EXERCISE GOAL: Locate all lines in the data below that hold "ylabel" and show them.

PROVIDED DATA:
⟨

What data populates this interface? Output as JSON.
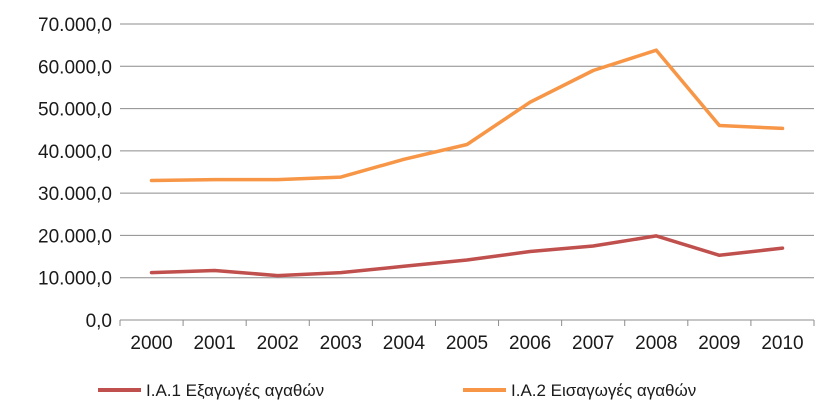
{
  "chart_data": {
    "type": "line",
    "x": [
      "2000",
      "2001",
      "2002",
      "2003",
      "2004",
      "2005",
      "2006",
      "2007",
      "2008",
      "2009",
      "2010"
    ],
    "ylim": [
      0,
      70000
    ],
    "y_ticks": [
      "0,0",
      "10.000,0",
      "20.000,0",
      "30.000,0",
      "40.000,0",
      "50.000,0",
      "60.000,0",
      "70.000,0"
    ],
    "grid": "horizontal",
    "legend_position": "bottom",
    "series": [
      {
        "name": "Ι.Α.1 Εξαγωγές αγαθών",
        "color": "#c0504d",
        "values": [
          11200,
          11700,
          10500,
          11200,
          12700,
          14200,
          16200,
          17500,
          19900,
          15300,
          17000
        ]
      },
      {
        "name": "Ι.Α.2 Εισαγωγές αγαθών",
        "color": "#f79646",
        "values": [
          33000,
          33200,
          33200,
          33800,
          38000,
          41500,
          51500,
          59000,
          63800,
          46000,
          45300
        ]
      }
    ]
  }
}
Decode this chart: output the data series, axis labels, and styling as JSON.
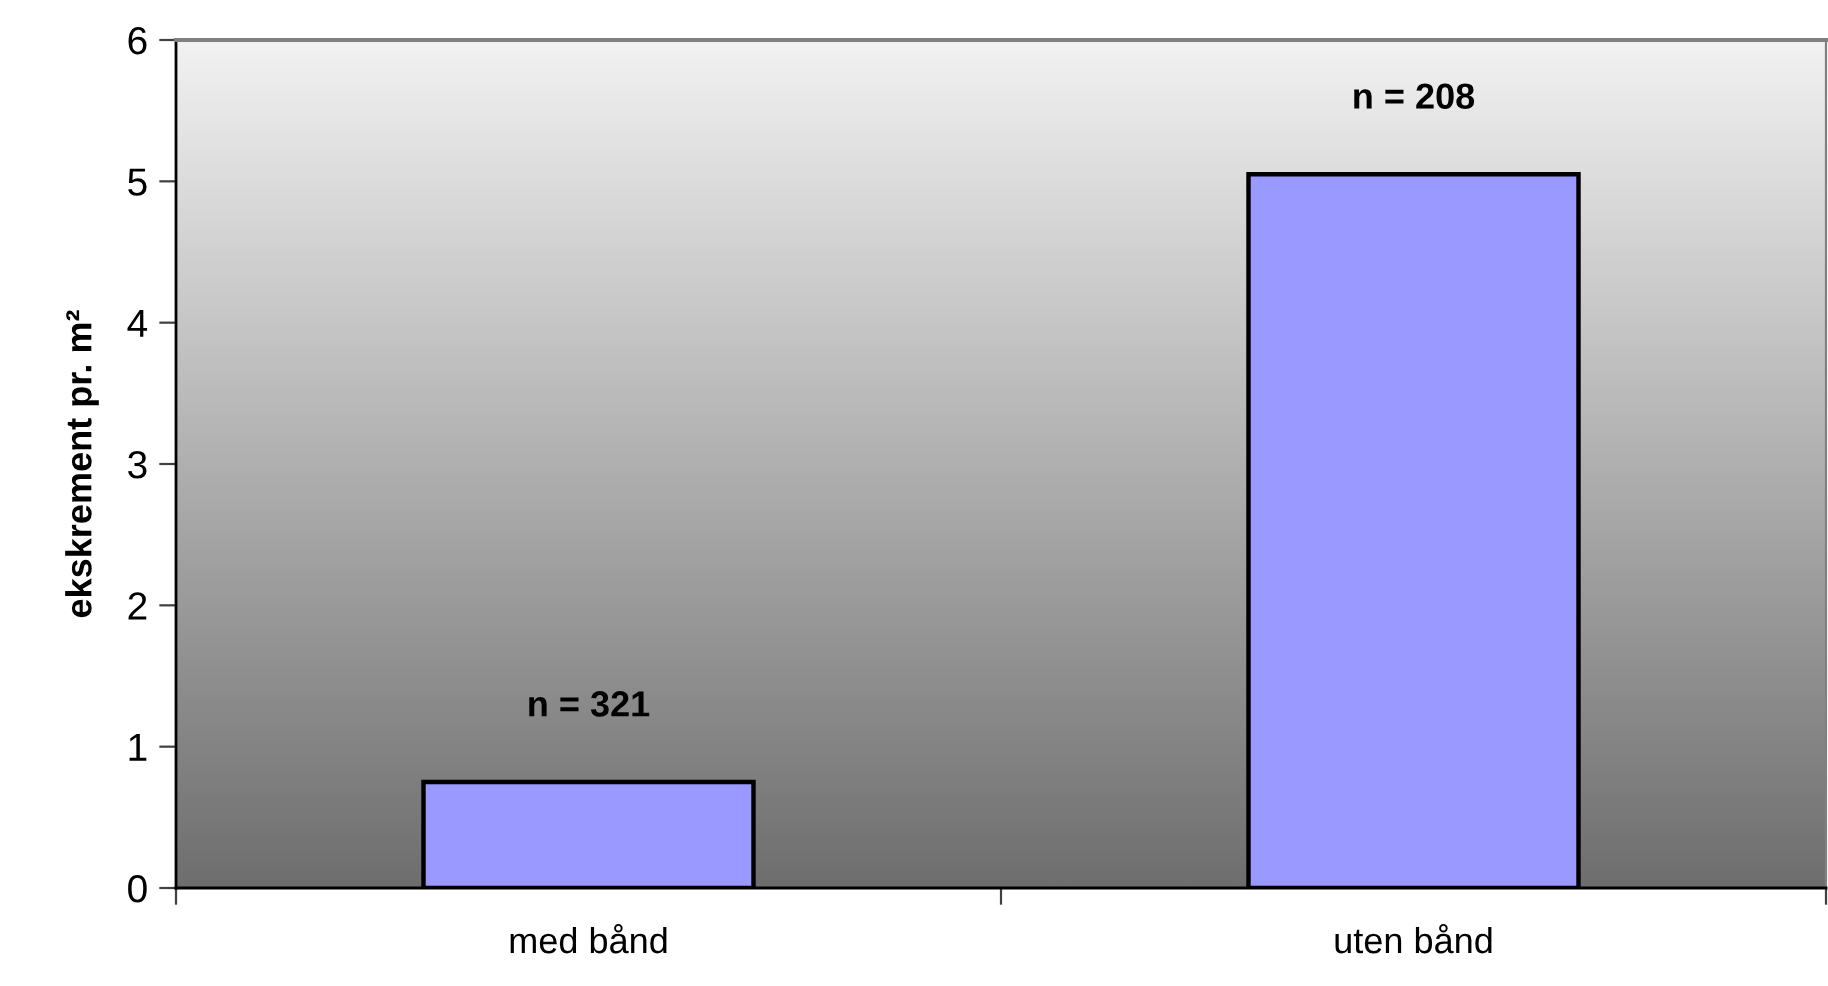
{
  "chart_data": {
    "type": "bar",
    "ylabel": "ekskrement pr. m²",
    "categories": [
      "med bånd",
      "uten bånd"
    ],
    "values": [
      0.75,
      5.05
    ],
    "color": "#9999ff",
    "ylim": [
      0,
      6
    ],
    "yticks": [
      0,
      1,
      2,
      3,
      4,
      5,
      6
    ],
    "annotations": [
      "n = 321",
      "n = 208"
    ]
  }
}
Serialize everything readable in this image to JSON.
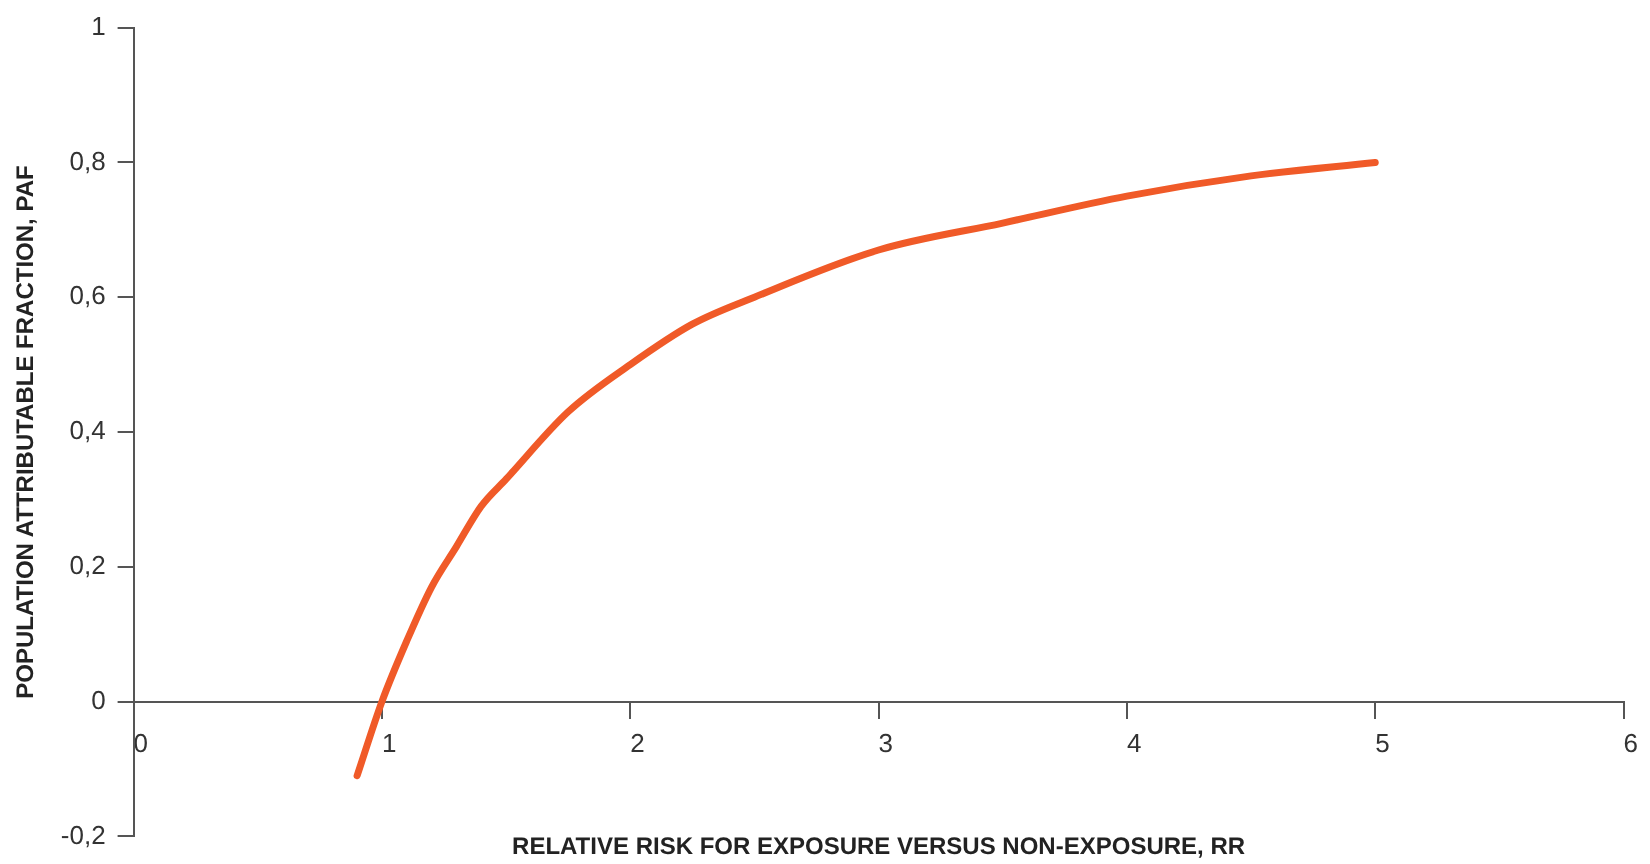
{
  "chart_data": {
    "type": "line",
    "xlabel": "RELATIVE RISK FOR EXPOSURE VERSUS NON-EXPOSURE, RR",
    "ylabel": "POPULATION ATTRIBUTABLE FRACTION, PAF",
    "x": [
      0.9,
      1,
      1.1,
      1.2,
      1.3,
      1.4,
      1.5,
      1.75,
      2,
      2.25,
      2.5,
      3,
      3.5,
      4,
      4.5,
      5
    ],
    "series": [
      {
        "color": "#f05a28",
        "values": [
          -0.11,
          0,
          0.09,
          0.17,
          0.23,
          0.29,
          0.33,
          0.43,
          0.5,
          0.56,
          0.6,
          0.67,
          0.71,
          0.75,
          0.78,
          0.8
        ]
      }
    ],
    "xlim": [
      0,
      6
    ],
    "xticks": [
      0,
      1,
      2,
      3,
      4,
      5,
      6
    ],
    "ylim": [
      -0.2,
      1
    ],
    "yticks": [
      {
        "value": -0.2,
        "label": "-0,2"
      },
      0,
      {
        "value": 0.2,
        "label": "0,2"
      },
      {
        "value": 0.4,
        "label": "0,4"
      },
      {
        "value": 0.6,
        "label": "0,6"
      },
      {
        "value": 0.8,
        "label": "0,8"
      },
      1
    ],
    "grid": false,
    "legend": false,
    "marker": "none",
    "line_style": "solid"
  }
}
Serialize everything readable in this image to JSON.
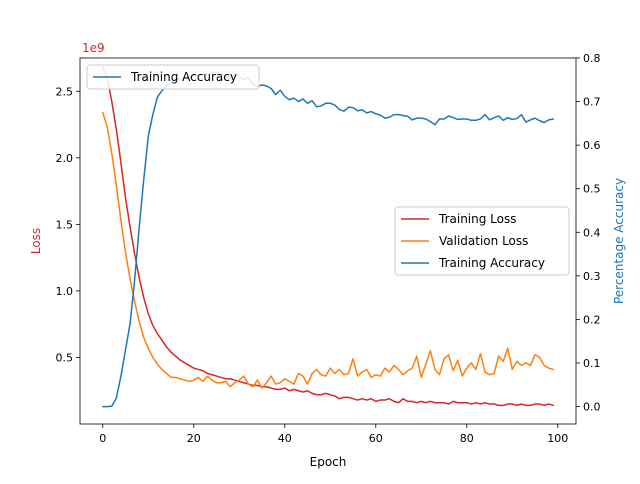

⟩

WRITTEN REPLY:
    "ylabel": "ekskrement pr. m²",
    "ylabel": "POPULATION ATTRIBUTABLE FRACTION, PAF",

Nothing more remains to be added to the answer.